WHAT IS ASKED: Quote the records beneath, complete and exact. Leave out images.
** START OF DATA ENTRIES **
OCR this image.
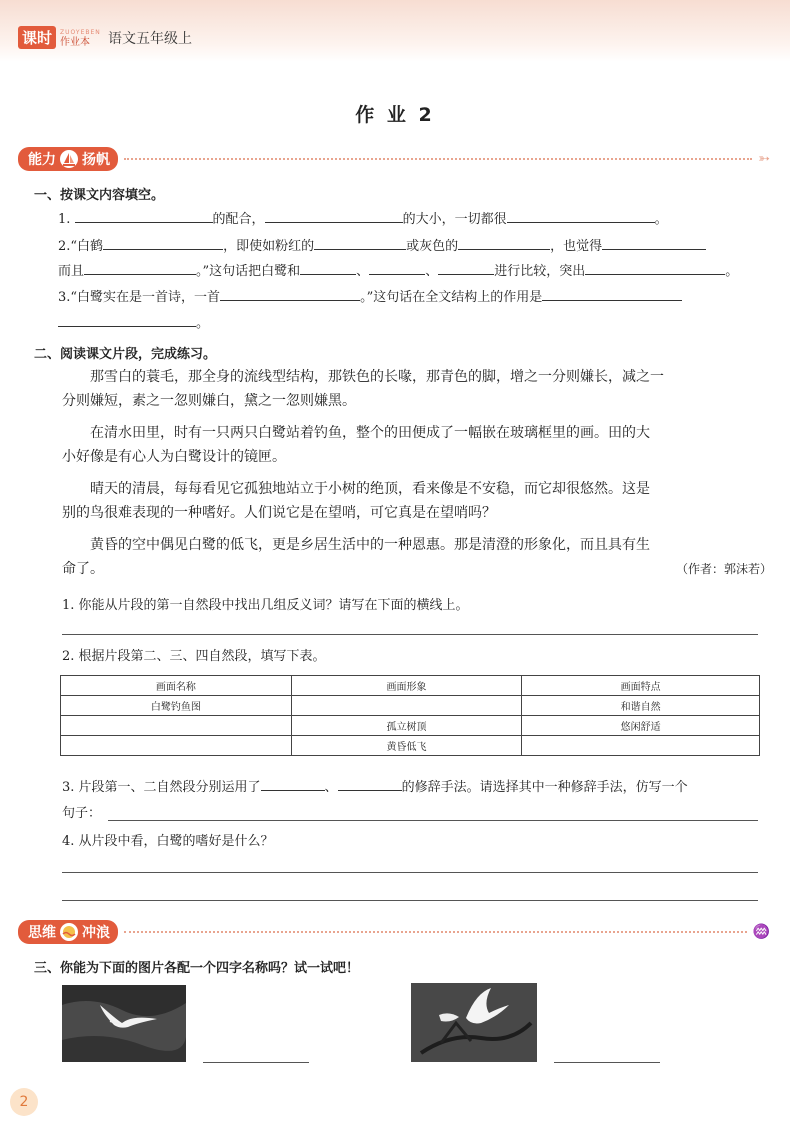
课时	ZUOYEBEN
作业本	语文五年级上
作 业 2
能力 扬帆	➳
一、按课文内容填空。
1.	的配合，	的大小，一切都很	。
2.“白鹤	，即使如粉红的	或灰色的	，也觉得
而且	。”这句话把白鹭和	、	、	进行比较，突出	。
3.“白鹭实在是一首诗，一首	。”这句话在全文结构上的作用是
。
二、阅读课文片段，完成练习。
那雪白的蓑毛，那全身的流线型结构，那铁色的长喙，那青色的脚，增之一分则嫌长，减之一
分则嫌短，素之一忽则嫌白，黛之一忽则嫌黑。
在清水田里，时有一只两只白鹭站着钓鱼，整个的田便成了一幅嵌在玻璃框里的画。田的大
小好像是有心人为白鹭设计的镜匣。
晴天的清晨，每每看见它孤独地站立于小树的绝顶，看来像是不安稳，而它却很悠然。这是
别的鸟很难表现的一种嗜好。人们说它是在望哨，可它真是在望哨吗？
黄昏的空中偶见白鹭的低飞，更是乡居生活中的一种恩惠。那是清澄的形象化，而且具有生
命了。	（作者：郭沫若）
1. 你能从片段的第一自然段中找出几组反义词？请写在下面的横线上。
2. 根据片段第二、三、四自然段，填写下表。
画面名称	画面形象	画面特点
白鹭钓鱼图		和谐自然
	孤立树顶	悠闲舒适
	黄昏低飞	
3. 片段第一、二自然段分别运用了	、	的修辞手法。请选择其中一种修辞手法，仿写一个
句子：
4. 从片段中看，白鹭的嗜好是什么？
思维 冲浪	♒
三、你能为下面的图片各配一个四字名称吗？试一试吧！
2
** END OF DATA ENTRIES **
RESPONSE:
OCR this image.
课时	ZUOYEBEN
作业本	语文五年级上
作 业 2
能力 扬帆	➳
一、按课文内容填空。
1.	的配合，	的大小，一切都很	。
2.“白鹤	，即使如粉红的	或灰色的	，也觉得
而且	。”这句话把白鹭和	、	、	进行比较，突出	。
3.“白鹭实在是一首诗，一首	。”这句话在全文结构上的作用是
。
二、阅读课文片段，完成练习。
那雪白的蓑毛，那全身的流线型结构，那铁色的长喙，那青色的脚，增之一分则嫌长，减之一
分则嫌短，素之一忽则嫌白，黛之一忽则嫌黑。
在清水田里，时有一只两只白鹭站着钓鱼，整个的田便成了一幅嵌在玻璃框里的画。田的大
小好像是有心人为白鹭设计的镜匣。
晴天的清晨，每每看见它孤独地站立于小树的绝顶，看来像是不安稳，而它却很悠然。这是
别的鸟很难表现的一种嗜好。人们说它是在望哨，可它真是在望哨吗？
黄昏的空中偶见白鹭的低飞，更是乡居生活中的一种恩惠。那是清澄的形象化，而且具有生
命了。	（作者：郭沫若）
1. 你能从片段的第一自然段中找出几组反义词？请写在下面的横线上。
2. 根据片段第二、三、四自然段，填写下表。
画面名称	画面形象	画面特点
白鹭钓鱼图		和谐自然
	孤立树顶	悠闲舒适
	黄昏低飞	
3. 片段第一、二自然段分别运用了	、	的修辞手法。请选择其中一种修辞手法，仿写一个
句子：
4. 从片段中看，白鹭的嗜好是什么？
思维 冲浪	♒
三、你能为下面的图片各配一个四字名称吗？试一试吧！
2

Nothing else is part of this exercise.